Figure collection entries ::
□ □ □ □ □ □ □
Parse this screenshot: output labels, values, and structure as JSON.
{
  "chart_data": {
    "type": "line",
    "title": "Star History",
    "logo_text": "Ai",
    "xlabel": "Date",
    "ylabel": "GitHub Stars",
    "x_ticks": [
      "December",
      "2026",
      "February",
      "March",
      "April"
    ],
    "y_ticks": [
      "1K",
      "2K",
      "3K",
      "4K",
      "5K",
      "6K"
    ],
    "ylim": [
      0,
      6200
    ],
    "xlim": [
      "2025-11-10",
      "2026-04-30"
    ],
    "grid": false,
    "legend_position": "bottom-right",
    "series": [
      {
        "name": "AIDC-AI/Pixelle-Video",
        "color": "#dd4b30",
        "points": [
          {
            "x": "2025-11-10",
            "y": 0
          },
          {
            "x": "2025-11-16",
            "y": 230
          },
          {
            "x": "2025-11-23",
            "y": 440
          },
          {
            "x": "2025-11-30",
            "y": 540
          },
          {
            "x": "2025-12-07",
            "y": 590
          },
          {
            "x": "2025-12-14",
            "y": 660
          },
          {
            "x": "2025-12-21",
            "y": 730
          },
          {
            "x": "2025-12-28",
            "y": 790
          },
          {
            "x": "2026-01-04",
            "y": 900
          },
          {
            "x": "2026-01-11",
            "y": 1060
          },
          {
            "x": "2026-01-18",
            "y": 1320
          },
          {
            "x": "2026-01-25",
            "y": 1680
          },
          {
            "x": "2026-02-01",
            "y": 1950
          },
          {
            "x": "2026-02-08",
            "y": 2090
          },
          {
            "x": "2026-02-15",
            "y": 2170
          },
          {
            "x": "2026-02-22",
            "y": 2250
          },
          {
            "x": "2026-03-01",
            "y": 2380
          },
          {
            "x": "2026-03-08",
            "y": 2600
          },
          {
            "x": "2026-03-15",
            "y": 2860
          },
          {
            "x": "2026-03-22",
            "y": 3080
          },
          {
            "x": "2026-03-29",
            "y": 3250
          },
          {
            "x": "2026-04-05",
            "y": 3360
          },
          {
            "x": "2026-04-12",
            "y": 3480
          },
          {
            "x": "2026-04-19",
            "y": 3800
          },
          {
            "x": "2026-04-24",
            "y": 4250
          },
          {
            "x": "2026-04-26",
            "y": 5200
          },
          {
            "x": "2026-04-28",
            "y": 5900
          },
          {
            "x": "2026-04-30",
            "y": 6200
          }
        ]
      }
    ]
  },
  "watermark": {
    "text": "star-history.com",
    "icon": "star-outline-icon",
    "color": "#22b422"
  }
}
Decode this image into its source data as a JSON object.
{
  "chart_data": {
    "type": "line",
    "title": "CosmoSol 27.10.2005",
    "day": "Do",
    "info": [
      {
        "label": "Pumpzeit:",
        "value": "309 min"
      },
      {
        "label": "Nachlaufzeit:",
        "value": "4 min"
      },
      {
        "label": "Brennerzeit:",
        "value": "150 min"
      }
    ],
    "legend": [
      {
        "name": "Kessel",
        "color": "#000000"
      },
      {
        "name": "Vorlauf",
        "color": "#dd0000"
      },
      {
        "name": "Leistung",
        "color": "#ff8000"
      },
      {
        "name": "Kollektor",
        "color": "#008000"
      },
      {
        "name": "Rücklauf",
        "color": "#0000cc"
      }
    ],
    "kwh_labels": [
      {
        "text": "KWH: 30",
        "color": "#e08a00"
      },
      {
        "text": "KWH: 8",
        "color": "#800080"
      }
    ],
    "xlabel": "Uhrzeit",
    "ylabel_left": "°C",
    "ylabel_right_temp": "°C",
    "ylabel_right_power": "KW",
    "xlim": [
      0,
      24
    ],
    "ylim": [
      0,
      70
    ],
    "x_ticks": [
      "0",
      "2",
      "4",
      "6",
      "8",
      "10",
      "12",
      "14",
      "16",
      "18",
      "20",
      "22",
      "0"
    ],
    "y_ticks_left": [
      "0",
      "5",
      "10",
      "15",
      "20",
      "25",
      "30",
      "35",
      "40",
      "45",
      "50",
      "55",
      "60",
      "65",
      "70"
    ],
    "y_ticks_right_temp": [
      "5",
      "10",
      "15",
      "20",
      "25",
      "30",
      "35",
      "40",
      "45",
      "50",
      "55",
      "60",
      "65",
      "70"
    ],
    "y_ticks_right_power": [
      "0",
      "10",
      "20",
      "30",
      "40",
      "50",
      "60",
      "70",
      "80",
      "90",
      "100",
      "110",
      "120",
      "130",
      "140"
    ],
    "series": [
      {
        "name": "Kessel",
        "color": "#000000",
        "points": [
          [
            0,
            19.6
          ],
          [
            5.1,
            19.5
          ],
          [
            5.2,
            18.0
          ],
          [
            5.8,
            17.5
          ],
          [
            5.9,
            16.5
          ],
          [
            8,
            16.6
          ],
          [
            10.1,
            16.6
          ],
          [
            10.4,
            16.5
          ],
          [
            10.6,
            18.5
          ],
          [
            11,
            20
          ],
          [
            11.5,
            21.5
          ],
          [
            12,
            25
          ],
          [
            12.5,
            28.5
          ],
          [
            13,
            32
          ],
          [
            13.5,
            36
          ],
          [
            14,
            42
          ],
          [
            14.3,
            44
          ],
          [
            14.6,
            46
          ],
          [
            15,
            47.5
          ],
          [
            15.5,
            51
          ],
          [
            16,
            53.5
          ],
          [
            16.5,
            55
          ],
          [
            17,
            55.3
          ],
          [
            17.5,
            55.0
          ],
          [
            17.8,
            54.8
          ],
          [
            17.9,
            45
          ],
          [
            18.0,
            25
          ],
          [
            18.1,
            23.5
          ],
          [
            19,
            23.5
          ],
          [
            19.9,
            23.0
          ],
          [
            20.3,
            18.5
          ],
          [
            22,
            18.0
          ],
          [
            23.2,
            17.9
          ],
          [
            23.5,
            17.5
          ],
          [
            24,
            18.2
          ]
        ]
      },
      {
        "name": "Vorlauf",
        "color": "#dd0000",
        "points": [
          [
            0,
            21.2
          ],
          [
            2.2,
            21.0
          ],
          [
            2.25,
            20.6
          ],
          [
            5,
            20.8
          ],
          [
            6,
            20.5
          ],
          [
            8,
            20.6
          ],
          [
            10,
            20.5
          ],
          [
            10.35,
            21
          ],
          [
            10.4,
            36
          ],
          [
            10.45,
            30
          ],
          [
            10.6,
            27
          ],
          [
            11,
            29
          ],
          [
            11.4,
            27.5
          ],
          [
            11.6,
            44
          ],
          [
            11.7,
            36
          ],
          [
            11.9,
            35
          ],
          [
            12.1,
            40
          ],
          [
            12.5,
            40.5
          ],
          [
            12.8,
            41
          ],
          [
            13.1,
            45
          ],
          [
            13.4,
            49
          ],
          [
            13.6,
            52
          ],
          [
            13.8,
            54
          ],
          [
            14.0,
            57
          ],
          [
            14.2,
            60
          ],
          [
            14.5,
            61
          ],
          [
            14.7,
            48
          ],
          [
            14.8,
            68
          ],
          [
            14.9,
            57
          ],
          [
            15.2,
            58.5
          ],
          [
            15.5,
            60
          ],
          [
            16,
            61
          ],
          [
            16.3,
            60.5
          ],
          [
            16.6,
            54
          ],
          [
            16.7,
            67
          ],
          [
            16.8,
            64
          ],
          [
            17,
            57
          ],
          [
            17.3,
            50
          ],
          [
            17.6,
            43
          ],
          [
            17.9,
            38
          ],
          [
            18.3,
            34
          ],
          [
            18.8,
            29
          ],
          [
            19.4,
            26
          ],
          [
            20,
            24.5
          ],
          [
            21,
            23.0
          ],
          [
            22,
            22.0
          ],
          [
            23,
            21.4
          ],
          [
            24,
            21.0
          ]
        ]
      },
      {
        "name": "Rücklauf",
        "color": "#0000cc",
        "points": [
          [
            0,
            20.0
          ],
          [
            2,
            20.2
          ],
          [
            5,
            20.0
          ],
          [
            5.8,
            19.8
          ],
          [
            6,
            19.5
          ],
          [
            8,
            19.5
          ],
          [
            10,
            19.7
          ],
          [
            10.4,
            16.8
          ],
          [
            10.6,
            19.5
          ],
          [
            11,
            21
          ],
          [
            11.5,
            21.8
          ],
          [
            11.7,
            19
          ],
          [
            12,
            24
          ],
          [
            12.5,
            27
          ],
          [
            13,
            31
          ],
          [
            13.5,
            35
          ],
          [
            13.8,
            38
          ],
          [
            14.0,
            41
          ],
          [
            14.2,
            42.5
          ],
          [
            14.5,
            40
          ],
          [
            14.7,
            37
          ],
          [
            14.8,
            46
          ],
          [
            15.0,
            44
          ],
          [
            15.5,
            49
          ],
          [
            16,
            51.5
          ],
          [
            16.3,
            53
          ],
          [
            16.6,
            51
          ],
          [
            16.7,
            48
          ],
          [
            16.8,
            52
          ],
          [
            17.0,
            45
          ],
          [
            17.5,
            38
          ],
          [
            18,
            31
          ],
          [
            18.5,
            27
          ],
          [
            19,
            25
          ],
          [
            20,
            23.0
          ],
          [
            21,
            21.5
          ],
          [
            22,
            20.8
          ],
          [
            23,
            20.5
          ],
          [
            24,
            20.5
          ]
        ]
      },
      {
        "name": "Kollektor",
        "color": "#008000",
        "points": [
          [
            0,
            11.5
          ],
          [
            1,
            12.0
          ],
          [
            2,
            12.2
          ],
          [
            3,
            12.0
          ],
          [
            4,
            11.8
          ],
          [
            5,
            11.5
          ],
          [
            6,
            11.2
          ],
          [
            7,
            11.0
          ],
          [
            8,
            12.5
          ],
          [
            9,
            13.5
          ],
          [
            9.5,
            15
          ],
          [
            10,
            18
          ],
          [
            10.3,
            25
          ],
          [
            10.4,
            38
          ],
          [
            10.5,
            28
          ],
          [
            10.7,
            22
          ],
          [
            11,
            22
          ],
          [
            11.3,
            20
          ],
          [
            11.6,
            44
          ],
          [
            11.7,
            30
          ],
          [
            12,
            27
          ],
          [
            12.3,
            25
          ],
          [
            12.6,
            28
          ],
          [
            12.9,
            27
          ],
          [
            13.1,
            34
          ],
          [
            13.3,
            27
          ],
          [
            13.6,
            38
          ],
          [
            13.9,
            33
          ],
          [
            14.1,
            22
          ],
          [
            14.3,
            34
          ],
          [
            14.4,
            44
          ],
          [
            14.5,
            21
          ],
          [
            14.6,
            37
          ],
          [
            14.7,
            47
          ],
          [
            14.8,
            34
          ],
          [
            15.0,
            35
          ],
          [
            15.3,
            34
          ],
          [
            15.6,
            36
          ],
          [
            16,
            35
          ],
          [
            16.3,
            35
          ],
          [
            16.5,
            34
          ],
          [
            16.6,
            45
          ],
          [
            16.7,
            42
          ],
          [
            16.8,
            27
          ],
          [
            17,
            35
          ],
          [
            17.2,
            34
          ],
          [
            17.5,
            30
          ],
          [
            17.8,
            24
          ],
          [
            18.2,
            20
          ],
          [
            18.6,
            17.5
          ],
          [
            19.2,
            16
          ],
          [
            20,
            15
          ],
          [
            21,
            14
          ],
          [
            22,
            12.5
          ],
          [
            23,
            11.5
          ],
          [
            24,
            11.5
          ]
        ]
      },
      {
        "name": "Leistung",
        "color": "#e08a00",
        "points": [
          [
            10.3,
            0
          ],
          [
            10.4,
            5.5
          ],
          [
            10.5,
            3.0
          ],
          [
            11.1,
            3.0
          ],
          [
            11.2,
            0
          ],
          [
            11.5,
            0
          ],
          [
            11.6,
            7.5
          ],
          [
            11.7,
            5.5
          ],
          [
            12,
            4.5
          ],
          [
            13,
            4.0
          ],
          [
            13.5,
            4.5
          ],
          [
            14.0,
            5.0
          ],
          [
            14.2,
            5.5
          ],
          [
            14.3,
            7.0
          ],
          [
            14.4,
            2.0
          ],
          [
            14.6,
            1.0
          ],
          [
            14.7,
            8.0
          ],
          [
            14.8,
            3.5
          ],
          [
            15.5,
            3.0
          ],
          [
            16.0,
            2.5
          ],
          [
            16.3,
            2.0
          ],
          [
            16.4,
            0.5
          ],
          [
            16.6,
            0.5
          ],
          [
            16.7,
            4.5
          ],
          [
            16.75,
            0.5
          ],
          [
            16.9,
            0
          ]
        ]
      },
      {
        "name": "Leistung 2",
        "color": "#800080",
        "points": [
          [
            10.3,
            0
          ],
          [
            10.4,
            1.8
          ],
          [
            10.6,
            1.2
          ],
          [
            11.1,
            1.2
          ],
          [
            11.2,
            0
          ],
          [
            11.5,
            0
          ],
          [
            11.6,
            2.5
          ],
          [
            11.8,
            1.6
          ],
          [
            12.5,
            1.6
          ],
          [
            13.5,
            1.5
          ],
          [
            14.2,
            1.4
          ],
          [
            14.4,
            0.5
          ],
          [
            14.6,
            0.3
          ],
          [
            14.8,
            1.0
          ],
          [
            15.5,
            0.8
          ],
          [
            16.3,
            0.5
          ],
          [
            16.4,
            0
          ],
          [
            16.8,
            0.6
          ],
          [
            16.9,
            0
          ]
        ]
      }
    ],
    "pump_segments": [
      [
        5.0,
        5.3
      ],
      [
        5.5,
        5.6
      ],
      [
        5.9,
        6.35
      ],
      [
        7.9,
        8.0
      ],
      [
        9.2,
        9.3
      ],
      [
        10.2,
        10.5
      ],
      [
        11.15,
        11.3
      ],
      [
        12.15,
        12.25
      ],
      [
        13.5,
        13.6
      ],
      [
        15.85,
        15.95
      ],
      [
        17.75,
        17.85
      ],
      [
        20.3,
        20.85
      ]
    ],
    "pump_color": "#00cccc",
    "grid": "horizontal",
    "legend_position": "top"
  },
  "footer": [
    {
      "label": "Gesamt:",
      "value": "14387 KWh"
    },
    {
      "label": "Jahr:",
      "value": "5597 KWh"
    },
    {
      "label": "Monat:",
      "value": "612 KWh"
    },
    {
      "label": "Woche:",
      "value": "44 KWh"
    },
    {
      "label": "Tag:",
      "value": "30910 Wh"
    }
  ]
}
□ □ □ □ □ □ □
WHAT YOU HAVE TO DO ::
Go through the records above, find every line with the word "title", and list those lines.

ANSWER TO THE TASK ::
    "title": "Star History",
    "title": "CosmoSol 27.10.2005",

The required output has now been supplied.